Render the lines of the records, starting at the first line and ending at the line that contains "price-text: env. 17,00", as a JSON list of strings with one string per line and blank lines left out.

## Records

:::::

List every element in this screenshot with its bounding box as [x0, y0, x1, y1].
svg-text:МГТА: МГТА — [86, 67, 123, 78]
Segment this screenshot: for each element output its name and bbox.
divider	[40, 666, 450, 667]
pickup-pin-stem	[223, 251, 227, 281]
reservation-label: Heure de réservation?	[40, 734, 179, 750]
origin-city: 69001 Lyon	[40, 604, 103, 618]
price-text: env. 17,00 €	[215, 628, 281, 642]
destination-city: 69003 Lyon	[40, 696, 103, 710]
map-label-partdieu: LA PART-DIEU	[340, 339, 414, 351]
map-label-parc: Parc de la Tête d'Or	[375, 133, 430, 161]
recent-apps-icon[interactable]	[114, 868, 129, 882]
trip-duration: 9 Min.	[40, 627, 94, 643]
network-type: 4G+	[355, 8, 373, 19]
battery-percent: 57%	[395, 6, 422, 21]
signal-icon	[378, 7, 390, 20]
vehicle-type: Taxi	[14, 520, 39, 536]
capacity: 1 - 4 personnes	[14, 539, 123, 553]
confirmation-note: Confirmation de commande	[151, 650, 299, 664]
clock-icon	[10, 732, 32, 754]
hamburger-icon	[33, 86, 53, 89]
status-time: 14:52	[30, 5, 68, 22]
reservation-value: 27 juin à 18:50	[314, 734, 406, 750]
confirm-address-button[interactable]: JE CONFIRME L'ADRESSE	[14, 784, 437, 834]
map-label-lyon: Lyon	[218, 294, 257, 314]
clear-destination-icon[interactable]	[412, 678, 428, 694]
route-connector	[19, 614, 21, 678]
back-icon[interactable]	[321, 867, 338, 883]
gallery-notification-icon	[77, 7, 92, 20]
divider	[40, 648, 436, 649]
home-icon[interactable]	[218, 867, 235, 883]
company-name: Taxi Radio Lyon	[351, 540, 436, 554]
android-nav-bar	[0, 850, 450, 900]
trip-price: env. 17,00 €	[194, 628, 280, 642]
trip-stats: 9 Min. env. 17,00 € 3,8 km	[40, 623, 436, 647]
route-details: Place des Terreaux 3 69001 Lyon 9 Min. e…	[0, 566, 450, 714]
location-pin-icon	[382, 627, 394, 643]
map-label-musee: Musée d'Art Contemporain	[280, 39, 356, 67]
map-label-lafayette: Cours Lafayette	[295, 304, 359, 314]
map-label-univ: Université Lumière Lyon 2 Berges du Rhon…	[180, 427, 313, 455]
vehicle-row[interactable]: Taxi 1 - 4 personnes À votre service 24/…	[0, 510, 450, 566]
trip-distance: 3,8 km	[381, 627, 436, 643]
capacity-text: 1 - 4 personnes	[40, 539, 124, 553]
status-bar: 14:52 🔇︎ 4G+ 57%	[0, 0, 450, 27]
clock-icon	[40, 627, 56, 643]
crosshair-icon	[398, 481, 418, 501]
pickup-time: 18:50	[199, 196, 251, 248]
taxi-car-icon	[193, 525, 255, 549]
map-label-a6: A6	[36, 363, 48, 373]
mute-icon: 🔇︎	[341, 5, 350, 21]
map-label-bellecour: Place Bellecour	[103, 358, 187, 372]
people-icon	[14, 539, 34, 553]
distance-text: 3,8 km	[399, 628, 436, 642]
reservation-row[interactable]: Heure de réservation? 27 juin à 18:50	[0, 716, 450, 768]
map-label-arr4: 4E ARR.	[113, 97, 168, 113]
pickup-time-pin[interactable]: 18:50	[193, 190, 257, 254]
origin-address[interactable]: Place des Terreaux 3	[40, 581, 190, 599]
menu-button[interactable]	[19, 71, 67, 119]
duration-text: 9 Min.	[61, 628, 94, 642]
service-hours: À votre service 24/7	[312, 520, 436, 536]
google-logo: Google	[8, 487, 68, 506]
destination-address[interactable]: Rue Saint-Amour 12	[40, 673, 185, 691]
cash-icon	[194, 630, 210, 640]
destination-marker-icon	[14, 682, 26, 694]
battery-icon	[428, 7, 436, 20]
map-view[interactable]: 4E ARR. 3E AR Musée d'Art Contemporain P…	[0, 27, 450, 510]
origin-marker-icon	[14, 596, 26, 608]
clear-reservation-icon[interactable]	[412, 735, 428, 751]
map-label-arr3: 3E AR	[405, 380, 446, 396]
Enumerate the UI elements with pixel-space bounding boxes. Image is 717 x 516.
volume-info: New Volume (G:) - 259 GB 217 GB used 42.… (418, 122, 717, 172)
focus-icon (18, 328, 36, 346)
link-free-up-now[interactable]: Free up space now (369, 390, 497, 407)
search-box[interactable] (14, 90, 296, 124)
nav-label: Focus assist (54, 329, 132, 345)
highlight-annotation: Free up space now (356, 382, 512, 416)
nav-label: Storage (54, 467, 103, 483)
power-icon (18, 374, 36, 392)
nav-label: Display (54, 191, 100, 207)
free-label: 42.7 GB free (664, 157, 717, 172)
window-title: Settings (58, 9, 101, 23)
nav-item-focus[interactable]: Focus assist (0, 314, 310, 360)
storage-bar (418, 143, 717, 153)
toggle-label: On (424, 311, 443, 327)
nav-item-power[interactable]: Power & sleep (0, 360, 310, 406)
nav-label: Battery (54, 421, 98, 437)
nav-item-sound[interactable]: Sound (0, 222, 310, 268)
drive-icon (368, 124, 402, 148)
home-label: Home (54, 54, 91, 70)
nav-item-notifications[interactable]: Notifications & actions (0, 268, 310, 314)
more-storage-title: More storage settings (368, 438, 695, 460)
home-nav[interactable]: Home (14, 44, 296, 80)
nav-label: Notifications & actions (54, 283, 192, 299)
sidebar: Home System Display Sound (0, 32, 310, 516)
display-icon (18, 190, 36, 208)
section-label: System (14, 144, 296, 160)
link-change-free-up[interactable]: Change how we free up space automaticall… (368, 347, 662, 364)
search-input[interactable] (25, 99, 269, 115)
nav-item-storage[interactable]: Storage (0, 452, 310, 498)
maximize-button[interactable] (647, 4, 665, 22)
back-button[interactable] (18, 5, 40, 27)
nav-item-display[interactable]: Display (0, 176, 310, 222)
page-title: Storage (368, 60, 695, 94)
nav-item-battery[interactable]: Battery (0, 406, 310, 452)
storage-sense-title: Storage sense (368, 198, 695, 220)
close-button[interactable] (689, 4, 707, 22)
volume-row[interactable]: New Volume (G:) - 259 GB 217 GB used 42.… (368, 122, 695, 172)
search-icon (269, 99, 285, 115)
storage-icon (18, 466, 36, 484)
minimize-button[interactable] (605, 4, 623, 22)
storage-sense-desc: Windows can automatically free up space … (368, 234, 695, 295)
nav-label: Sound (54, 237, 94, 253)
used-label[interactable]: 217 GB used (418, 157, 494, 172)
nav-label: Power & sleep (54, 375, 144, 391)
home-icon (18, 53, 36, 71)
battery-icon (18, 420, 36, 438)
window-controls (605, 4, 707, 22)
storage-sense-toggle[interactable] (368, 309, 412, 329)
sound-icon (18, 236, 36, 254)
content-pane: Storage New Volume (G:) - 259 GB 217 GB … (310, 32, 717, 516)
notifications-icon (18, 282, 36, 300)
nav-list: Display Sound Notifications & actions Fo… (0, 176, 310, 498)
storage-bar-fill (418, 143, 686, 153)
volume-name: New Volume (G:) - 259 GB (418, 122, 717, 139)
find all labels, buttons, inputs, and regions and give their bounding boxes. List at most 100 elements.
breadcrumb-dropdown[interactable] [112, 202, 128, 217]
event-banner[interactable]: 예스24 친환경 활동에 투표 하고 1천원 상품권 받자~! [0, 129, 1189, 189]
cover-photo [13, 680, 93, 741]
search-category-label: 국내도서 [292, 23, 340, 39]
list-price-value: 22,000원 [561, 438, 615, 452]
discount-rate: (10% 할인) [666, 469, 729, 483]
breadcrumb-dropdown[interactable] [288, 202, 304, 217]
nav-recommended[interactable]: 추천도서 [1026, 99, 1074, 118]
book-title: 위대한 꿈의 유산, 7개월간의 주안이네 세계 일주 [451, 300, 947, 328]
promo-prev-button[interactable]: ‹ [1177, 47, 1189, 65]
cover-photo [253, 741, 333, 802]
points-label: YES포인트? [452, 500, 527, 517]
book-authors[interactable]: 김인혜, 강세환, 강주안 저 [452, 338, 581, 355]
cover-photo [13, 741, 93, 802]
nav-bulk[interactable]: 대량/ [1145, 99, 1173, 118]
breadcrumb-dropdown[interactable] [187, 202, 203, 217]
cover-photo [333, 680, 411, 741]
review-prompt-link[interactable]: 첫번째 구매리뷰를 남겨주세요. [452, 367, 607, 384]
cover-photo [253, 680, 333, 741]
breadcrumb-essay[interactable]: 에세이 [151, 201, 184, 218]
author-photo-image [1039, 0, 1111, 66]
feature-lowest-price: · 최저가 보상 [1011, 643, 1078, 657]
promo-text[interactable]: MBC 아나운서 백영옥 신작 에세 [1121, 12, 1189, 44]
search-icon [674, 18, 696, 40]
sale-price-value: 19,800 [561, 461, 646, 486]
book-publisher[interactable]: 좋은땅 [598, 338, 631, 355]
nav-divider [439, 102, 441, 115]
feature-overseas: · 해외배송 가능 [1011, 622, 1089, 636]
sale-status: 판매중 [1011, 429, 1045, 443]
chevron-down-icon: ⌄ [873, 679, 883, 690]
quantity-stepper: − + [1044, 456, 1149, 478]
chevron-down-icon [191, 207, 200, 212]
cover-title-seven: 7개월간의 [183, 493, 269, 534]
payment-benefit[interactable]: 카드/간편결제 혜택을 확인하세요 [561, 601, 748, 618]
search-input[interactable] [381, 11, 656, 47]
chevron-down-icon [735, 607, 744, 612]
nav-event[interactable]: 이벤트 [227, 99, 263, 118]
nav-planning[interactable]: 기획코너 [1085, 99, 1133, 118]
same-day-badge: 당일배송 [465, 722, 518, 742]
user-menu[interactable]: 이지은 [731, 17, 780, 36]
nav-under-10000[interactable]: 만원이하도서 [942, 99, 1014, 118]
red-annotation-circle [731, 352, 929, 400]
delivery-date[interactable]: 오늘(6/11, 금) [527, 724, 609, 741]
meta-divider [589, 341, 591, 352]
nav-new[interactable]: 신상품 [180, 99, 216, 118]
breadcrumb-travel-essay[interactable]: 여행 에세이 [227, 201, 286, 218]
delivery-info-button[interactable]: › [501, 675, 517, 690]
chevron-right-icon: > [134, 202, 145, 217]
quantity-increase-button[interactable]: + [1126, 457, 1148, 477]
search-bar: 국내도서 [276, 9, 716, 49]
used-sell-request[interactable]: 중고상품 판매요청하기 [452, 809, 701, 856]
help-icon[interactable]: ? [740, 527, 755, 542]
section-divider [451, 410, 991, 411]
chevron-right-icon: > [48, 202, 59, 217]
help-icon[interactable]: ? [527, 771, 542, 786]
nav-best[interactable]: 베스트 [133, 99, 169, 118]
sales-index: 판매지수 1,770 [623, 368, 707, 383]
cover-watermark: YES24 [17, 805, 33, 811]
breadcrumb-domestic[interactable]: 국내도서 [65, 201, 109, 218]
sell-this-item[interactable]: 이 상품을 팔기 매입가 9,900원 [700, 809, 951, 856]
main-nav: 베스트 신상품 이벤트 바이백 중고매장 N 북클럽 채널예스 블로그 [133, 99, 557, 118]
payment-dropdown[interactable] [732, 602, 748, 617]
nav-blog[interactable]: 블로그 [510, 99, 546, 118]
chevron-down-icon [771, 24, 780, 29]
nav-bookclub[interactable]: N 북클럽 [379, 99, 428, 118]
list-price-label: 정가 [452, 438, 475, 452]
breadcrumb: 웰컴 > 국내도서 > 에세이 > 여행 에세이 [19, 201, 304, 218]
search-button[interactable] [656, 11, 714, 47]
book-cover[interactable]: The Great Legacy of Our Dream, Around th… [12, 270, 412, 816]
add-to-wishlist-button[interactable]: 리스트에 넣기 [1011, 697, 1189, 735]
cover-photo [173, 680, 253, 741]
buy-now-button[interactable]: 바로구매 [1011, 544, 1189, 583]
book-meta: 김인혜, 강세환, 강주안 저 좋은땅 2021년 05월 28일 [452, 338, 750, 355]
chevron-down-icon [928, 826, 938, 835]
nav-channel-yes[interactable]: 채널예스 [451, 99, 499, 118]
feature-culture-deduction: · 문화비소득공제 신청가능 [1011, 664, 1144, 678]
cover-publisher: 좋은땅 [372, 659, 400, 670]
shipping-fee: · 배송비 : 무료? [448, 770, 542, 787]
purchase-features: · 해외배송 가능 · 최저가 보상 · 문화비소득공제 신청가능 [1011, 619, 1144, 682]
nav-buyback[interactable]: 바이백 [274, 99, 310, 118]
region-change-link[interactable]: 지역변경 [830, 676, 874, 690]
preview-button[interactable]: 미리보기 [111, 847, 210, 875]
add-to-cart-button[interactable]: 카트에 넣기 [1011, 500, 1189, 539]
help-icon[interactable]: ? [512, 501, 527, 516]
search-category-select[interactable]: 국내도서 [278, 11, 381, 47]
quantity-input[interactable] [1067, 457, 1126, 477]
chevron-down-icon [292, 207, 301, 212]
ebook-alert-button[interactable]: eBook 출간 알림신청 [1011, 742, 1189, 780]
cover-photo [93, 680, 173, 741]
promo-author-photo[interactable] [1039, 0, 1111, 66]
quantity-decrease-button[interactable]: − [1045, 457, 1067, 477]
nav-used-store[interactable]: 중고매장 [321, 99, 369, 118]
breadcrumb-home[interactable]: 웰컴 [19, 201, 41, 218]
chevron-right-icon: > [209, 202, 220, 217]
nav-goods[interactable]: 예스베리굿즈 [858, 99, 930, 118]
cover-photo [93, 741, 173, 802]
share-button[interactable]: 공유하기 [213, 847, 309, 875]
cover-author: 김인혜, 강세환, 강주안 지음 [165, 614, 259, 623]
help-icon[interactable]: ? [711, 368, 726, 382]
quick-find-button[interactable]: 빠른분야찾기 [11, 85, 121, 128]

:::::

## EXERCISE RESULT
[
  "List every element in this screenshot with its bounding box as [x0, y0, x1, y1].",
  "svg-text:МГТА: МГТА — [86, 67, 123, 78]",
  "Segment this screenshot: for each element output its name and bbox.",
  "divider\t[40, 666, 450, 667]",
  "pickup-pin-stem\t[223, 251, 227, 281]",
  "reservation-label: Heure de réservation?\t[40, 734, 179, 750]",
  "origin-city: 69001 Lyon\t[40, 604, 103, 618]",
  "price-text: env. 17,00 €\t[215, 628, 281, 642]"
]